> _WRITTEN TASK_: Take every line where the string "lchanadi" appears and copy it.
:: EXERCISE MATERIAL ::
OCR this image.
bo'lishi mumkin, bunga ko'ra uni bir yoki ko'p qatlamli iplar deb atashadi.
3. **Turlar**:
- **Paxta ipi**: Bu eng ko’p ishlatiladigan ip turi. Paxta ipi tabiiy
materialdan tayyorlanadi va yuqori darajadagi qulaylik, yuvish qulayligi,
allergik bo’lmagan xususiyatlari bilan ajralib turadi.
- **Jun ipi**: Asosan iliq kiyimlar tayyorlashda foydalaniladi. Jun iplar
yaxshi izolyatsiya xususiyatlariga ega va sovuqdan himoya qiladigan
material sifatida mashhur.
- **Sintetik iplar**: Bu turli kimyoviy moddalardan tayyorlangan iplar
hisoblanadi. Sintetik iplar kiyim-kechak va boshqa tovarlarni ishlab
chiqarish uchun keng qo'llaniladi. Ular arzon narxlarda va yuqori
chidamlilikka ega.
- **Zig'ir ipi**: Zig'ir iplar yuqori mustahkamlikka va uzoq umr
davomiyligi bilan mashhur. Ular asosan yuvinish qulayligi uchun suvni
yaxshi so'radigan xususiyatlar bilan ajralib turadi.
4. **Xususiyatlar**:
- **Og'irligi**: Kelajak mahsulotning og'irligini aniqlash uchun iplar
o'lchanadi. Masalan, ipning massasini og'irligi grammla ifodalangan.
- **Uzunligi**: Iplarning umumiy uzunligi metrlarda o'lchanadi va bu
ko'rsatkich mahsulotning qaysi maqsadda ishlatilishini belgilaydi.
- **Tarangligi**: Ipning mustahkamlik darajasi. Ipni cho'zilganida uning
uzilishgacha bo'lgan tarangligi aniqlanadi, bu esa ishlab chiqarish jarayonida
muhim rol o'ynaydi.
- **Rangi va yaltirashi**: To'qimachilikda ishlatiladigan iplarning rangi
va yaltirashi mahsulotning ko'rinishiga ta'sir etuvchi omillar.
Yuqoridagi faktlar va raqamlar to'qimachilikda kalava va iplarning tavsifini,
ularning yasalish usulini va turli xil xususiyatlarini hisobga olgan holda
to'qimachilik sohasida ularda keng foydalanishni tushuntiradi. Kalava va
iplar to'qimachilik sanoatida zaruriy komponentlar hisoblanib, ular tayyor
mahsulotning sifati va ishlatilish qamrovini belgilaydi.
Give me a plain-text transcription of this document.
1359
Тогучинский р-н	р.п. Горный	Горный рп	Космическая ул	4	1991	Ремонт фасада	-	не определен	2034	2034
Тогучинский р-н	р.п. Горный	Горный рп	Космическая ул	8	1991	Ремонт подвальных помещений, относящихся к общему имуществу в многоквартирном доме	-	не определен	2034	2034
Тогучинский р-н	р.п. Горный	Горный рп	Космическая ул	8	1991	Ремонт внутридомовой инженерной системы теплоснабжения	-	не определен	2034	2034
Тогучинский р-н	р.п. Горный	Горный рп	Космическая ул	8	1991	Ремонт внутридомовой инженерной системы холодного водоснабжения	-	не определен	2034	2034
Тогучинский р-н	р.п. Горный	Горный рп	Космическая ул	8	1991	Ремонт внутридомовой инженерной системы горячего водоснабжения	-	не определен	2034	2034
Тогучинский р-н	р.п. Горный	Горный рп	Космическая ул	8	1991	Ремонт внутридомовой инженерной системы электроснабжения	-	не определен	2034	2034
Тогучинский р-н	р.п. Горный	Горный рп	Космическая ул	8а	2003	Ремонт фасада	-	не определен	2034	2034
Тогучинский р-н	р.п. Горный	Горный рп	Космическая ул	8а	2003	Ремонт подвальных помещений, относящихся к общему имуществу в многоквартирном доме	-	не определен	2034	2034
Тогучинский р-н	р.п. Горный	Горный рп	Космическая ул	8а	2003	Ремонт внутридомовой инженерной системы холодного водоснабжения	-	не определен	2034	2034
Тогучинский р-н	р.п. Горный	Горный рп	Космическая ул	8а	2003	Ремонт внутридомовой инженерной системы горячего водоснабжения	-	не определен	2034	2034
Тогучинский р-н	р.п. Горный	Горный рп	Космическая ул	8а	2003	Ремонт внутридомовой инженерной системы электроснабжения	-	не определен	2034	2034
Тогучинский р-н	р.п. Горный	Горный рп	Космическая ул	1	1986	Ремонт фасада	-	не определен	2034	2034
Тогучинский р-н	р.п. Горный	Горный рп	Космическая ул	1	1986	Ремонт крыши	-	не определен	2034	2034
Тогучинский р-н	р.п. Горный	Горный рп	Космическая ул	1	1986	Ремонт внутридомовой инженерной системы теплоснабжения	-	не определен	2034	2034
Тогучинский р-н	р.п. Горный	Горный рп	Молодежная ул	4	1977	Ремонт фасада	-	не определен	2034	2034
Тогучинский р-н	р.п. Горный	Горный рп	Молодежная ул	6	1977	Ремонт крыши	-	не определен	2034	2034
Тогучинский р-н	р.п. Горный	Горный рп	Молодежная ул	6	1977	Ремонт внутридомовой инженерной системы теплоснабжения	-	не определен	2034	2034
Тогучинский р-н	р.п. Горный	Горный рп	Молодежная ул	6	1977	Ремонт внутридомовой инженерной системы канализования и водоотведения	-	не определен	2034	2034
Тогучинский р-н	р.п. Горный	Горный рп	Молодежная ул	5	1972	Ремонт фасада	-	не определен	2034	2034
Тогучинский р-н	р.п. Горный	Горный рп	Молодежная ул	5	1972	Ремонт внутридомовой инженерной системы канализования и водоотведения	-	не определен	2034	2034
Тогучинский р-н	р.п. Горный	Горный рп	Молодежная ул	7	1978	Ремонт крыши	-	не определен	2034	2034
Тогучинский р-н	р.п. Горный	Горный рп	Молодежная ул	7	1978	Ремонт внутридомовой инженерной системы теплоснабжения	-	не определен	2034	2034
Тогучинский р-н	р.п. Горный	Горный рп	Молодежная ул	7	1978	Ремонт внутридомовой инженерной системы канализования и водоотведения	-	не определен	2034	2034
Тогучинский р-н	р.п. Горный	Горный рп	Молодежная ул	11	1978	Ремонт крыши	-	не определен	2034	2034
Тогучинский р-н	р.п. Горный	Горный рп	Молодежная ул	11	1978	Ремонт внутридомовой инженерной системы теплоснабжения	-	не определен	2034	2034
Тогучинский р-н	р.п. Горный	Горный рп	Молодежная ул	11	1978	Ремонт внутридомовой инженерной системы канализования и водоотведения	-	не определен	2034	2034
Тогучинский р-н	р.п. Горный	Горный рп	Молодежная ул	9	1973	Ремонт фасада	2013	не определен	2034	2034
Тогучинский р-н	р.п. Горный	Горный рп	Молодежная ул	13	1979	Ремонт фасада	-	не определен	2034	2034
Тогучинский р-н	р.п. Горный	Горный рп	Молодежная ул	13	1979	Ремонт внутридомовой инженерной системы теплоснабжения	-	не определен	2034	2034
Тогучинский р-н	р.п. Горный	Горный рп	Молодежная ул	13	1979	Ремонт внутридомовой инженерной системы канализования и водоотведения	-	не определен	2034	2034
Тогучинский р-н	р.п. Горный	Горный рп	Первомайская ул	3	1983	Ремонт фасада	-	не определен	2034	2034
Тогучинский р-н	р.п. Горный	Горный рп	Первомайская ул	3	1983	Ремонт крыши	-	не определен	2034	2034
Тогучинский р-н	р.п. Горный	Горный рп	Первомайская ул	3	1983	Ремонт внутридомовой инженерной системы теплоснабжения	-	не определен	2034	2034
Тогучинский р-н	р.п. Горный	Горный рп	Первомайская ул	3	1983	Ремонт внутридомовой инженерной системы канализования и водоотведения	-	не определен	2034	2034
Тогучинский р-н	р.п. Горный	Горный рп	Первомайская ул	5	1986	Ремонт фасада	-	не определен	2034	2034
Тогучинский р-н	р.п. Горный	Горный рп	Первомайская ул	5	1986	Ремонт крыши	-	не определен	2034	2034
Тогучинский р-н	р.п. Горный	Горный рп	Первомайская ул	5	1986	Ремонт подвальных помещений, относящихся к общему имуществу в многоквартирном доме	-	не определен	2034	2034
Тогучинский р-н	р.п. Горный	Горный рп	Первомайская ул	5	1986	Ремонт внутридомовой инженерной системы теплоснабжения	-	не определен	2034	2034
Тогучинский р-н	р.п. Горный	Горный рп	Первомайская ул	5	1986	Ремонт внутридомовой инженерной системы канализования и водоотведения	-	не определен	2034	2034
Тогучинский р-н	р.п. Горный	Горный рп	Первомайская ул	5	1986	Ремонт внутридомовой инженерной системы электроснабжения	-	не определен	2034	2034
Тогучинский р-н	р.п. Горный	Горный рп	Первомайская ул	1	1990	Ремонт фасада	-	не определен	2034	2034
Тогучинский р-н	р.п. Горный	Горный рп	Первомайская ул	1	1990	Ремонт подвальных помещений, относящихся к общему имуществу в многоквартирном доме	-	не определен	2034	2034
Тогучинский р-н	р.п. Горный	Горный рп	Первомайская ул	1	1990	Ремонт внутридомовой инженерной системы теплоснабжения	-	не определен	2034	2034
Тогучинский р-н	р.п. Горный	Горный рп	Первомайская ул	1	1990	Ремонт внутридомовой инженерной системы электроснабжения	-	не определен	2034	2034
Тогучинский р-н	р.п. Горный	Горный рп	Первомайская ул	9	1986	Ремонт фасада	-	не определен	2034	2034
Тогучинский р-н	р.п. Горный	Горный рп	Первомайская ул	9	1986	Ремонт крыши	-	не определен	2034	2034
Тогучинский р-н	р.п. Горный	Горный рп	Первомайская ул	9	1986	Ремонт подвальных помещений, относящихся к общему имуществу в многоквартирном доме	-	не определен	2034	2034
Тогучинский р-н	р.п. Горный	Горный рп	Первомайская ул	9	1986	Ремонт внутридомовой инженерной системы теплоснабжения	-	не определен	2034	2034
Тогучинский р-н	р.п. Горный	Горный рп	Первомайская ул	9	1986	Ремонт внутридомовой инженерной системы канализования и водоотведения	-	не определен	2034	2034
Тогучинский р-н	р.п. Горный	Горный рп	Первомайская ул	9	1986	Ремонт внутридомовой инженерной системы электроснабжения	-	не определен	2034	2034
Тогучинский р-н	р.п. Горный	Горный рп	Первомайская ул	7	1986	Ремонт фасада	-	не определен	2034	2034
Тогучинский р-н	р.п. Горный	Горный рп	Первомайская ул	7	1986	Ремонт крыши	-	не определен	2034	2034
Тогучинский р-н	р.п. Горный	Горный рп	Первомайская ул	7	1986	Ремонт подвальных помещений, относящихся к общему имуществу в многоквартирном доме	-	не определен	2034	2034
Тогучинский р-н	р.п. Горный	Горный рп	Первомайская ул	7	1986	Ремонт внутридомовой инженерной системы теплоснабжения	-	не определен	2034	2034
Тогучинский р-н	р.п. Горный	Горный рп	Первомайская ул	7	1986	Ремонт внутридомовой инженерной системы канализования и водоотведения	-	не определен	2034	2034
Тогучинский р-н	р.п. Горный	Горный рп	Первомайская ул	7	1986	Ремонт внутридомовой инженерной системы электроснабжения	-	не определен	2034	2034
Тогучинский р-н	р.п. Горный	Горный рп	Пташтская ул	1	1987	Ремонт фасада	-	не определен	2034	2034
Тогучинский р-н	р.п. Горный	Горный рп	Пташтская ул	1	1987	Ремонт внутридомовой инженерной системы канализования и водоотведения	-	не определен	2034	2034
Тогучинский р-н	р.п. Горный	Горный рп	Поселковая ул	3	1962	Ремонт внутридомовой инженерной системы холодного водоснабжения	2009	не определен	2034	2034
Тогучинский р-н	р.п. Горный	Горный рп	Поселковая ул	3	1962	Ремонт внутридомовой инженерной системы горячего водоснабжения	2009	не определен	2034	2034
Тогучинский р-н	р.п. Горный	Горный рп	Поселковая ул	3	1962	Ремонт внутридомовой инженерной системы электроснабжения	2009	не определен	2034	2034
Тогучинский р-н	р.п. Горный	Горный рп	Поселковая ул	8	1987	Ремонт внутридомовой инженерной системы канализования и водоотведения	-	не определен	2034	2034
:::
> _THE REPLY_:
o'lchanadi. Masalan, ipning massasini og'irligi grammla ifodalangan.
- **Uzunligi**: Iplarning umumiy uzunligi metrlarda o'lchanadi va bu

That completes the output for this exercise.